• [Excerpt provided]:
Circuit Judge Rob Wyatt Jr. made a ruling Friday morning, approving part of a motion for summary judgment filed by attorney Verona Swanigan on behalf of her clients, Saracen Cinema 8 theater owners Steven Mays Jr. and Okorie Ezieme of Rain Investments LLC.
The plaintiffs had filed a complaint seeking recovery, alleging that the defendants James Vu, John Vu, Thuytien Vu and Theresa Vu committed "breach of contract, tortious interference with business contract, interference with quiet enjoyment of property." The plaintiffs also are seeking punitive damages and a preliminary injunction.
Though not named as a defendant, The Pines mall owner Judy Vu is the face of the lawsuit, and it is her actions that are alleged by the plaintiffs to have caused them a loss of profit. The cinema is at the mall.
According to Swanigan, Judy Vu was contractually obligated to arrange and pay for a third-party inspector to evaluate the condition of the heating, plumbing, electrical, air conditioning and other systems on the premises and to provide a written inspector's report. A copy of the report was to be provided to plaintiff's within five days of the commencement date, according to the agreement. Vu was also obligated to make any repairs necessary at her own expense but did not.
Judy Vu, the plaintiffs said, failed to maintain the building, and roof and water leaks damaged the ceiling and caused mold to build up in the movie theater, according to Swanigan. Vu then failed to remove the mold, which caused the theater to fail the city inspection for permits, the plaintiffs said.
During the scheduled hearing on Friday, where Vu was absent, Wyatt said he had considered all of the remedies that were requested and said that if the court was to grant all them, the result would be more recovery than the plaintiffs were entitled to. He also noted that the "Order Setting Case for the Hearing" was returned by U.S. Postal Service.
The order was sent to 2901 Pines Mall Drive, the address of the mall, but Swanigan said Judy Vu was also served by email.

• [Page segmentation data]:
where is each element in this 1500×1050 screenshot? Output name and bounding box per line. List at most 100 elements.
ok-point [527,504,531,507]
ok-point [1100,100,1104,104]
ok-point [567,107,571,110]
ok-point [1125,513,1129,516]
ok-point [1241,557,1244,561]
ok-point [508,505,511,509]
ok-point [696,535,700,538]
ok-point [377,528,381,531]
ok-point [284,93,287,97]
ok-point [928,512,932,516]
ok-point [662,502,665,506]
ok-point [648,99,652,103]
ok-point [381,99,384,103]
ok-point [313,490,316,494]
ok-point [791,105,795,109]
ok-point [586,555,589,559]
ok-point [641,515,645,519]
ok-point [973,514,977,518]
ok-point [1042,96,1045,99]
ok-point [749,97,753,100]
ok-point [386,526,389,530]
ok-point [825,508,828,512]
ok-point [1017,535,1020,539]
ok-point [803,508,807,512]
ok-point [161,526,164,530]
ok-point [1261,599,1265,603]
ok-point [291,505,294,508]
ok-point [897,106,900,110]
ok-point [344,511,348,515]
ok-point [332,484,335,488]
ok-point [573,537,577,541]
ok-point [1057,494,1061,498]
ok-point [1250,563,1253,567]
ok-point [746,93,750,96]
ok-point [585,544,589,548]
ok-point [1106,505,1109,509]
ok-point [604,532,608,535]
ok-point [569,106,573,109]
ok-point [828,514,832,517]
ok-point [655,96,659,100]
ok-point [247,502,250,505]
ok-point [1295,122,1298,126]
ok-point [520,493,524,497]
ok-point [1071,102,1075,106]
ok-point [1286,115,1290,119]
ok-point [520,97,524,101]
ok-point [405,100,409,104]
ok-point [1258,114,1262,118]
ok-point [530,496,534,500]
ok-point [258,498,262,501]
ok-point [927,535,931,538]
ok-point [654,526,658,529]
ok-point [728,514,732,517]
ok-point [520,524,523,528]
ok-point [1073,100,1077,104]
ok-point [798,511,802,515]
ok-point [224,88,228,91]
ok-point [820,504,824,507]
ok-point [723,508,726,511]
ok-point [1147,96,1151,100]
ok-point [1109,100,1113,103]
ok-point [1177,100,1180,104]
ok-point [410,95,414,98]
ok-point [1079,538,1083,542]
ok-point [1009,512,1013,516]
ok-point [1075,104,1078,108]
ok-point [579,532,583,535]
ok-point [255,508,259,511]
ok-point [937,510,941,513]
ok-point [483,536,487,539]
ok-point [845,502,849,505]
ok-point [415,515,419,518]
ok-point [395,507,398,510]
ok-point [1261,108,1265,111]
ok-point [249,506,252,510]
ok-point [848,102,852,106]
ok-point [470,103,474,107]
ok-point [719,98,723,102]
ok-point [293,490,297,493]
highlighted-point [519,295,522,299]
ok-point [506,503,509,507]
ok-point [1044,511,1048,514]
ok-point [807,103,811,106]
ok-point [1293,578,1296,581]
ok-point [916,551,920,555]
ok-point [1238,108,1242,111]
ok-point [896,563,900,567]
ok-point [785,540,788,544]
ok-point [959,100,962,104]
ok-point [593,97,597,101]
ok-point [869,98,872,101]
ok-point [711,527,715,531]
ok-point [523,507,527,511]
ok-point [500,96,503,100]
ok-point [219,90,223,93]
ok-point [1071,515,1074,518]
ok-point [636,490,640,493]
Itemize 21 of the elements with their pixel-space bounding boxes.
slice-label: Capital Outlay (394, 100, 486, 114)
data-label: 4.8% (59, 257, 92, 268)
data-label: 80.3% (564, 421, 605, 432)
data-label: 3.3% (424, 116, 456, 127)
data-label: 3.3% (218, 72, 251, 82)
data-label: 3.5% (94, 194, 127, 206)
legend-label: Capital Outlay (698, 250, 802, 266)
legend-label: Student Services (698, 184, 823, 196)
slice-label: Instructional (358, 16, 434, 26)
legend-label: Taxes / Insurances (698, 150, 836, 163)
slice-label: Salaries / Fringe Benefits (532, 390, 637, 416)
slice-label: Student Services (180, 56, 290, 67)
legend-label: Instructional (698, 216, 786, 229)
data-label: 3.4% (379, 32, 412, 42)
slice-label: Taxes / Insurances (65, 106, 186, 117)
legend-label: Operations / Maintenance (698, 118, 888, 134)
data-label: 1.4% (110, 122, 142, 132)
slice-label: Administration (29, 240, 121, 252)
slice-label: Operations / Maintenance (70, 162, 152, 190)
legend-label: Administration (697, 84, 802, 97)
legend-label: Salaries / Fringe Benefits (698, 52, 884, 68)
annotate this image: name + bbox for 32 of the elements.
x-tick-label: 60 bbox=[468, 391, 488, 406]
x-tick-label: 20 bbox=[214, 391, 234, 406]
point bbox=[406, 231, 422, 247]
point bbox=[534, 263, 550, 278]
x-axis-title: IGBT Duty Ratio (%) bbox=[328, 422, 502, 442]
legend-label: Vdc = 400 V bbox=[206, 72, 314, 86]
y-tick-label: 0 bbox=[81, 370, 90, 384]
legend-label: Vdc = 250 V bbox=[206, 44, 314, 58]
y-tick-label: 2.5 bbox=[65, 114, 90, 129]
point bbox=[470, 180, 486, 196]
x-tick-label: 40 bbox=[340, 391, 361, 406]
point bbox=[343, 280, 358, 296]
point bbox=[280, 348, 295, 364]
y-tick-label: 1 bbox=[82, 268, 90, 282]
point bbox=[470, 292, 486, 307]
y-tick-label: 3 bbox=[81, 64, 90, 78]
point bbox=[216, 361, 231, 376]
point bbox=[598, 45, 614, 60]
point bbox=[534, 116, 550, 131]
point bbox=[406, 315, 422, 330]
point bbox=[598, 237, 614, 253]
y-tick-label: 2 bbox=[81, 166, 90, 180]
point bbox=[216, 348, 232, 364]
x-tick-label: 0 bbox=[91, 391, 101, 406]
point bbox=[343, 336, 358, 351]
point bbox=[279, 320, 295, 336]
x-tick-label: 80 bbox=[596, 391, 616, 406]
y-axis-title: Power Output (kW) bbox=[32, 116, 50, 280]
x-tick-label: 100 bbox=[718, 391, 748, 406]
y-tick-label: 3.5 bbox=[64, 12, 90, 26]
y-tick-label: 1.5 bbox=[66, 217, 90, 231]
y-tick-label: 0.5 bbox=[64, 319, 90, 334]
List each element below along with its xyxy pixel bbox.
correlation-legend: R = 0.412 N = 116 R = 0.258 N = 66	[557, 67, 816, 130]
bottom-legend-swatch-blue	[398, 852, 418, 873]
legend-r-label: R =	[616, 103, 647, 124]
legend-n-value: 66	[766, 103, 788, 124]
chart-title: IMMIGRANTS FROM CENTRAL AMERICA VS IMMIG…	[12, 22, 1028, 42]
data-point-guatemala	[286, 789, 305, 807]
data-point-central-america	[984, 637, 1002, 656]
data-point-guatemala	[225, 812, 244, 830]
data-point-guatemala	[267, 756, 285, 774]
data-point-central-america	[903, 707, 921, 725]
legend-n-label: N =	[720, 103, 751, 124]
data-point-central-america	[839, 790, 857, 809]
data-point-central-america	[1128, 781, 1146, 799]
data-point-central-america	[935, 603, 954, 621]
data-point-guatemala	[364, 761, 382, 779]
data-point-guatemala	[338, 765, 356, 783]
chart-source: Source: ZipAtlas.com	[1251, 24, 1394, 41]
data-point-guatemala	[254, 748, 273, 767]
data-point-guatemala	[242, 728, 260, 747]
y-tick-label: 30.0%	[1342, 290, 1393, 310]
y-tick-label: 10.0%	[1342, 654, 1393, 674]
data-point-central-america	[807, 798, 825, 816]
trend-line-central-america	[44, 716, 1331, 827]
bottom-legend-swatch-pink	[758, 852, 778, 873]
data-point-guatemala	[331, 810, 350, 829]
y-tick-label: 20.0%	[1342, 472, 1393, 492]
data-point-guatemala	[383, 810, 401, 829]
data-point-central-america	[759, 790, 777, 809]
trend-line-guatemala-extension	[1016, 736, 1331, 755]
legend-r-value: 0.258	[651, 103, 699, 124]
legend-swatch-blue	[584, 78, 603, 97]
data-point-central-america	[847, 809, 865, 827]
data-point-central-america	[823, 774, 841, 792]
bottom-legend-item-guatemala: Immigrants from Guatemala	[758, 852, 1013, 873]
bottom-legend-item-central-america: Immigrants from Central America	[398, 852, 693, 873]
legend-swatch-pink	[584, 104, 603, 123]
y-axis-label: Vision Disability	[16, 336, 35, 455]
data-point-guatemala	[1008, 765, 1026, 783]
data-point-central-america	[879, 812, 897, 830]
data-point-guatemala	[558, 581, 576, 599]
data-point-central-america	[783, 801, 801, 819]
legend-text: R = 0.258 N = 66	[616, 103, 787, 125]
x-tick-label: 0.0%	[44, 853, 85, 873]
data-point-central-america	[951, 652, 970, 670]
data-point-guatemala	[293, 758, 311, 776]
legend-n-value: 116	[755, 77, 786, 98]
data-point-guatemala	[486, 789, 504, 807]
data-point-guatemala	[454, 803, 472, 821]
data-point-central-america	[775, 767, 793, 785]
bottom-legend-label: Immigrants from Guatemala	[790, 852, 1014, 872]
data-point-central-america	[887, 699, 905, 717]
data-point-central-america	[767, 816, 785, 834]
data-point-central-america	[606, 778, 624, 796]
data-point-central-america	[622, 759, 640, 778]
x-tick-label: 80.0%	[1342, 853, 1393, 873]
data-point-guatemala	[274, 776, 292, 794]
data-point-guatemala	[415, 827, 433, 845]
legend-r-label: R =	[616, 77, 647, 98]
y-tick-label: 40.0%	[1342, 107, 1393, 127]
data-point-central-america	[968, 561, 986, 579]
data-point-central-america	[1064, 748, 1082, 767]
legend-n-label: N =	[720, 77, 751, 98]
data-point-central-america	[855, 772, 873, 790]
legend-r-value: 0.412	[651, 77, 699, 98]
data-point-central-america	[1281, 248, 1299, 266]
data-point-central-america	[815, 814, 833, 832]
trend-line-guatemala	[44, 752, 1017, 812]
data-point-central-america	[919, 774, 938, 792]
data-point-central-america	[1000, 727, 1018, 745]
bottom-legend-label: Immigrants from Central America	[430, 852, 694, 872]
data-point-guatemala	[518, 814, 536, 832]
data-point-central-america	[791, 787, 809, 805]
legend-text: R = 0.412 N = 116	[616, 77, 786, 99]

• [Task]: According to the article on the cinema lawsuit, what did the plaintiffs say resulted from Judy Vu's failure to remove the mold?

• [Task answer]: The theater failed the city inspection for permits.